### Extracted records

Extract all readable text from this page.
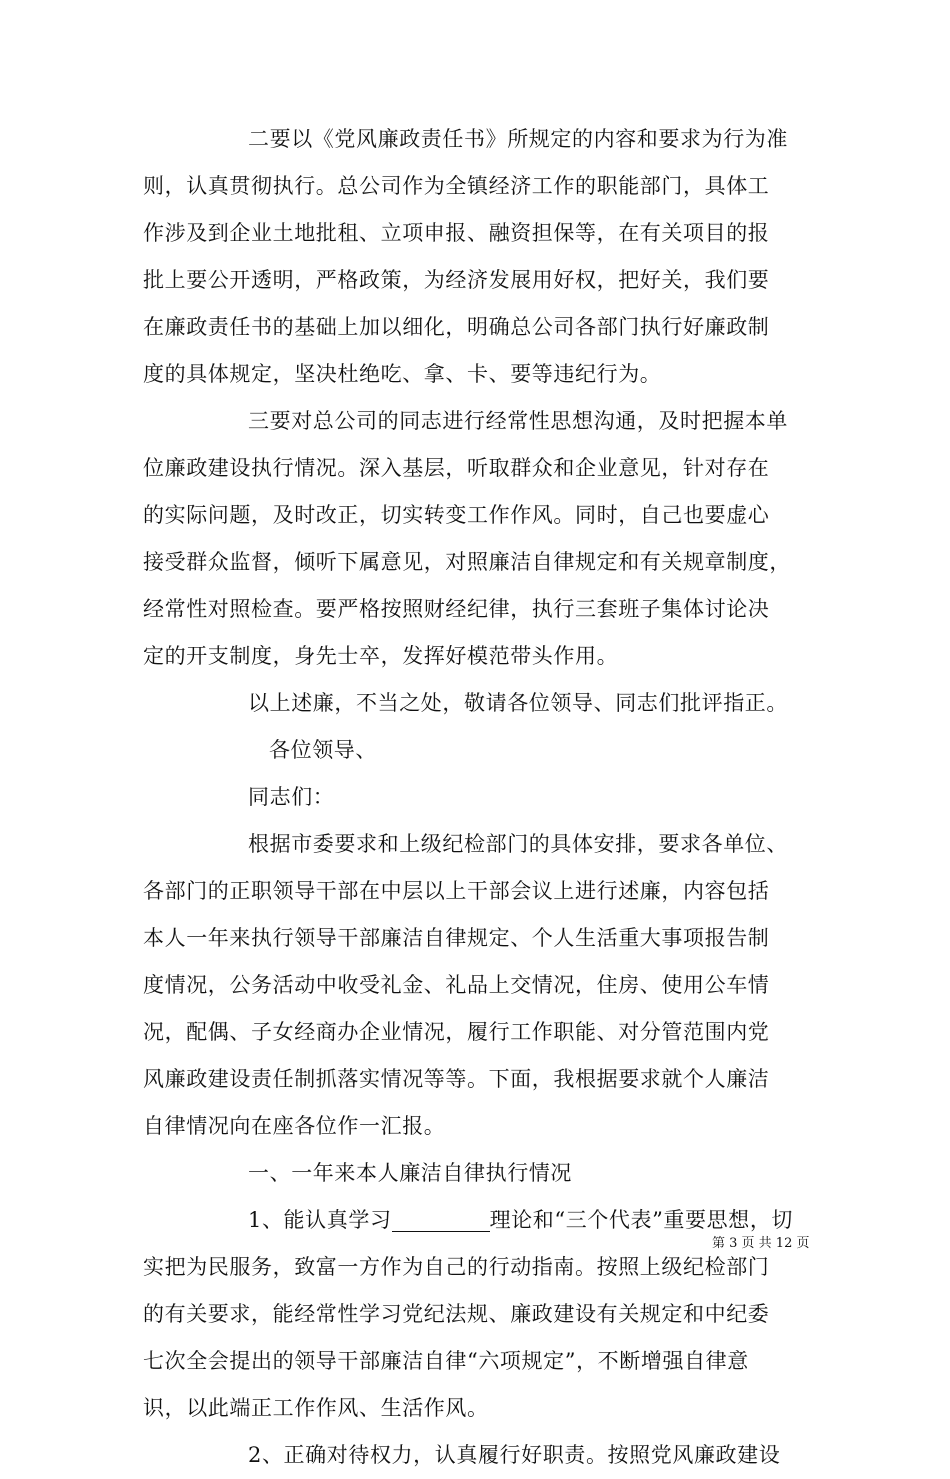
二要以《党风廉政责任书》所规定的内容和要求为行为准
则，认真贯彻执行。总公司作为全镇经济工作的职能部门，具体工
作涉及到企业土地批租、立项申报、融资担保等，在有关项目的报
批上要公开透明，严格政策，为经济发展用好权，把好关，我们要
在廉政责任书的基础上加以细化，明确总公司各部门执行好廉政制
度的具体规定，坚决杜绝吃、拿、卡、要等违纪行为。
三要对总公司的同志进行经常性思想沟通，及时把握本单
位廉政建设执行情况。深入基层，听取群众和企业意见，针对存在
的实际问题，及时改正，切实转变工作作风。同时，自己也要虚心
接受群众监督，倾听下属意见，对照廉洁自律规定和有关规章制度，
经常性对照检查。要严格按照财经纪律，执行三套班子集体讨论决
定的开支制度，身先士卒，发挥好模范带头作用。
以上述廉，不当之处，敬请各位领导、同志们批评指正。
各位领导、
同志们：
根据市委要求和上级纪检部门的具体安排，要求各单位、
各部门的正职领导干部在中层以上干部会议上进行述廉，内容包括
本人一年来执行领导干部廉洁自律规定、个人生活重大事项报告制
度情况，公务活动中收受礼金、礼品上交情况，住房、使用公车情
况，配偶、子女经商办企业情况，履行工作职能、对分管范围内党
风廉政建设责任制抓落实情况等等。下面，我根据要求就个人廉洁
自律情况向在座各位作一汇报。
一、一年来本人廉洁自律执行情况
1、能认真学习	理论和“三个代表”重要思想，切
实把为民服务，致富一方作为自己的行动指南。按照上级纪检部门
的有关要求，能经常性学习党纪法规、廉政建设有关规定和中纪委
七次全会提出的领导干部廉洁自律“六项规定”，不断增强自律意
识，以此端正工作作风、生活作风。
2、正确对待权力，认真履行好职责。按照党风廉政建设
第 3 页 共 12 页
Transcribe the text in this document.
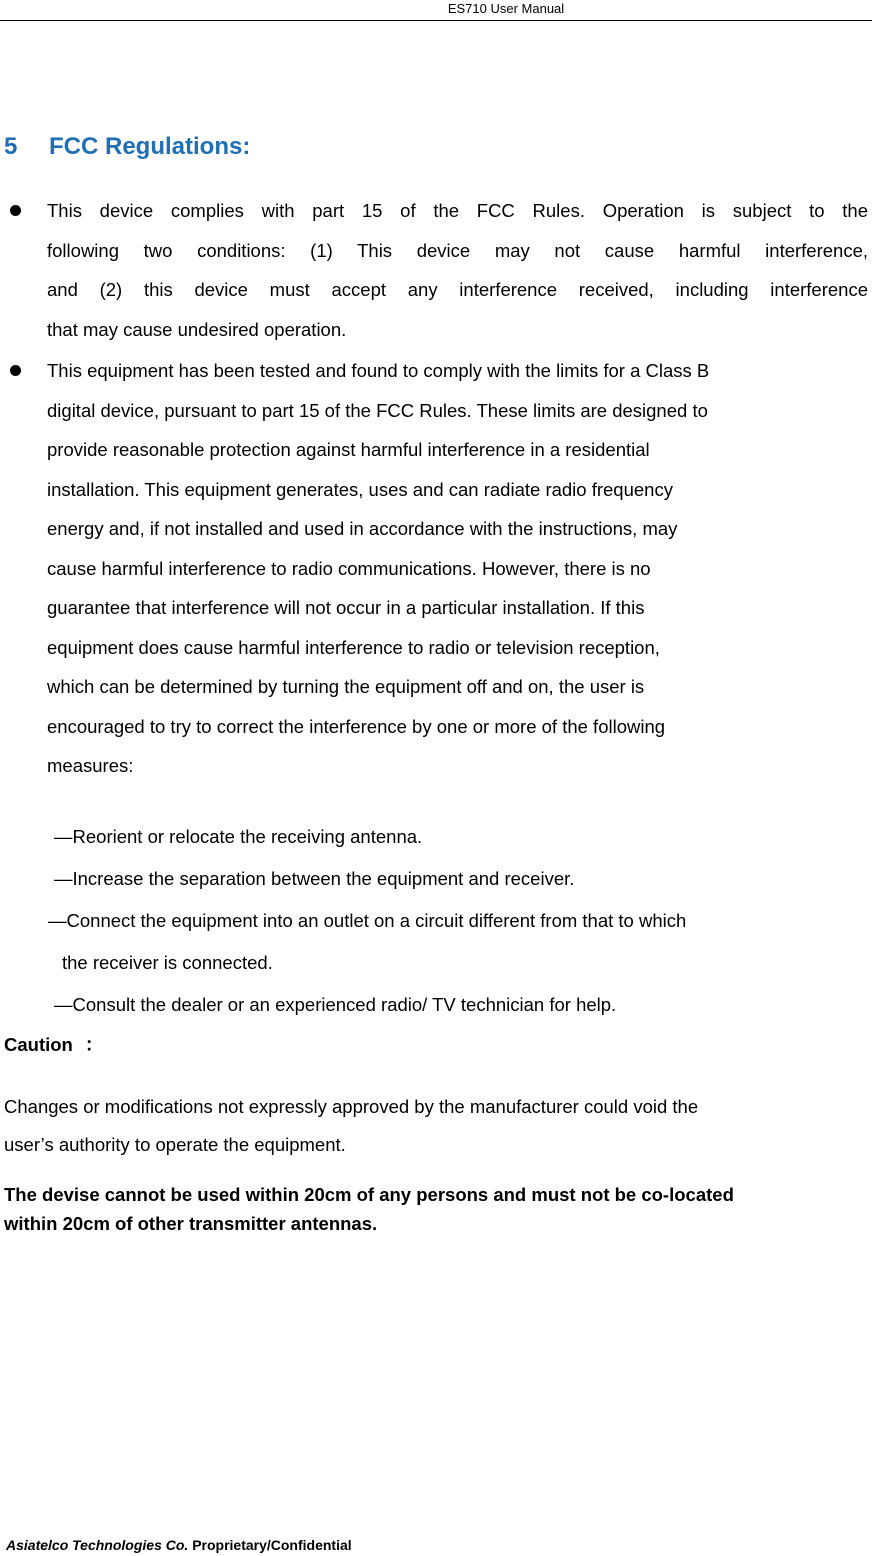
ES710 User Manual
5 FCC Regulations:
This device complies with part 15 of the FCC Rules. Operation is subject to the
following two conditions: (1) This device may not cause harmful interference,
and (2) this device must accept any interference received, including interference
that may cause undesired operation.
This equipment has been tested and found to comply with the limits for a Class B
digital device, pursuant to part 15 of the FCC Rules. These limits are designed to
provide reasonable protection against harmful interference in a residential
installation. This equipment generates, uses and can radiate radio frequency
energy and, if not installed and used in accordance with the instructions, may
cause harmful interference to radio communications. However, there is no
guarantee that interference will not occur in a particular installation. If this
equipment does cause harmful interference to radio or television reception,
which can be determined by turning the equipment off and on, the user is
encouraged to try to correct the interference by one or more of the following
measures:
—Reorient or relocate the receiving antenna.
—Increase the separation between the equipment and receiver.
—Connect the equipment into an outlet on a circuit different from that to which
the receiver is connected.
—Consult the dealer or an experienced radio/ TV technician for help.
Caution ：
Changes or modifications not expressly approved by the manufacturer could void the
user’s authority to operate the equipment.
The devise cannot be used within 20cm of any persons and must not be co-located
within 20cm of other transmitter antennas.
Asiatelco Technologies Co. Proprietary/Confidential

### Requirement
Your task is to set down the records shown above exactly, minus any pictures.

### Finished exercise
Extract all readable text from this page.
二要以《党风廉政责任书》所规定的内容和要求为行为准
则，认真贯彻执行。总公司作为全镇经济工作的职能部门，具体工
作涉及到企业土地批租、立项申报、融资担保等，在有关项目的报
批上要公开透明，严格政策，为经济发展用好权，把好关，我们要
在廉政责任书的基础上加以细化，明确总公司各部门执行好廉政制
度的具体规定，坚决杜绝吃、拿、卡、要等违纪行为。
三要对总公司的同志进行经常性思想沟通，及时把握本单
位廉政建设执行情况。深入基层，听取群众和企业意见，针对存在
的实际问题，及时改正，切实转变工作作风。同时，自己也要虚心
接受群众监督，倾听下属意见，对照廉洁自律规定和有关规章制度，
经常性对照检查。要严格按照财经纪律，执行三套班子集体讨论决
定的开支制度，身先士卒，发挥好模范带头作用。
以上述廉，不当之处，敬请各位领导、同志们批评指正。
各位领导、
同志们：
根据市委要求和上级纪检部门的具体安排，要求各单位、
各部门的正职领导干部在中层以上干部会议上进行述廉，内容包括
本人一年来执行领导干部廉洁自律规定、个人生活重大事项报告制
度情况，公务活动中收受礼金、礼品上交情况，住房、使用公车情
况，配偶、子女经商办企业情况，履行工作职能、对分管范围内党
风廉政建设责任制抓落实情况等等。下面，我根据要求就个人廉洁
自律情况向在座各位作一汇报。
一、一年来本人廉洁自律执行情况
1、能认真学习	理论和“三个代表”重要思想，切
实把为民服务，致富一方作为自己的行动指南。按照上级纪检部门
的有关要求，能经常性学习党纪法规、廉政建设有关规定和中纪委
七次全会提出的领导干部廉洁自律“六项规定”，不断增强自律意
识，以此端正工作作风、生活作风。
2、正确对待权力，认真履行好职责。按照党风廉政建设
第 3 页 共 12 页
Transcribe the text in this document.
ES710 User Manual
5 FCC Regulations:
This device complies with part 15 of the FCC Rules. Operation is subject to the
following two conditions: (1) This device may not cause harmful interference,
and (2) this device must accept any interference received, including interference
that may cause undesired operation.
This equipment has been tested and found to comply with the limits for a Class B
digital device, pursuant to part 15 of the FCC Rules. These limits are designed to
provide reasonable protection against harmful interference in a residential
installation. This equipment generates, uses and can radiate radio frequency
energy and, if not installed and used in accordance with the instructions, may
cause harmful interference to radio communications. However, there is no
guarantee that interference will not occur in a particular installation. If this
equipment does cause harmful interference to radio or television reception,
which can be determined by turning the equipment off and on, the user is
encouraged to try to correct the interference by one or more of the following
measures:
—Reorient or relocate the receiving antenna.
—Increase the separation between the equipment and receiver.
—Connect the equipment into an outlet on a circuit different from that to which
the receiver is connected.
—Consult the dealer or an experienced radio/ TV technician for help.
Caution ：
Changes or modifications not expressly approved by the manufacturer could void the
user’s authority to operate the equipment.
The devise cannot be used within 20cm of any persons and must not be co-located
within 20cm of other transmitter antennas.
Asiatelco Technologies Co. Proprietary/Confidential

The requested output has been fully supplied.